→ Given task
Locate the lines where "taiwan" occurs and copy them as they stand.

Dataset records
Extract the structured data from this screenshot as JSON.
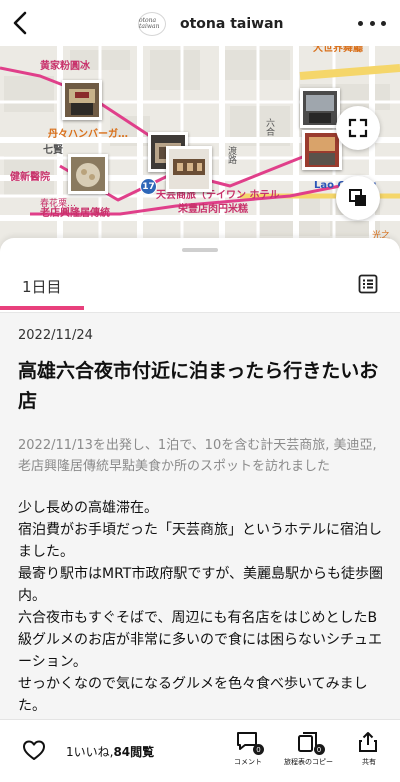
{
  "header": {
    "logo_text": "otona taiwan",
    "brand_name": "otona taiwan"
  },
  "map": {
    "labels": {
      "department_store": "大世界舞廳",
      "chicken_shop": "黄家粉圓冰",
      "burger": "丹々ハンバーガ…",
      "qixian": "七賢",
      "hospital": "健新醫院",
      "cafe_rice": "春花栗…",
      "hotel": "天芸商旅（テイワン ホテル",
      "noodles": "栄豊店肉円米糕",
      "oldshop": "老店興隆居傳統",
      "laochiang": "Lao Chiang",
      "guangzhi": "光之",
      "road": "六合",
      "road2": "渡路"
    },
    "route_number": "17",
    "colors": {
      "route": "#e03f8a",
      "pin": "#2e67b8"
    }
  },
  "sheet": {
    "tab_label": "1日目",
    "date": "2022/11/24",
    "title": "高雄六合夜市付近に泊まったら行きたいお店",
    "summary": "2022/11/13を出発し、1泊で、10を含む計天芸商旅, 美迪亞, 老店興隆居傳統早點美食か所のスポットを訪れました",
    "body_lines": [
      "少し長めの高雄滞在。",
      "宿泊費がお手頃だった「天芸商旅」というホテルに宿泊しました。",
      "最寄り駅市はMRT市政府駅ですが、美麗島駅からも徒歩圏内。",
      "六合夜市もすぐそばで、周辺にも有名店をはじめとしたB級グルメのお店が非常に多いので食には困らないシチュエーション。",
      "せっかくなので気になるグルメを色々食べ歩いてみました。"
    ],
    "accent_color": "#e8407c"
  },
  "bottom_bar": {
    "likes": "1いいね,",
    "views": "84閲覧",
    "comment_label": "コメント",
    "comment_count": "0",
    "copy_label": "旅程表のコピー",
    "copy_count": "0",
    "share_label": "共有"
  }
}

→ Task output
    "logo_text": "otona taiwan",
    "brand_name": "otona taiwan"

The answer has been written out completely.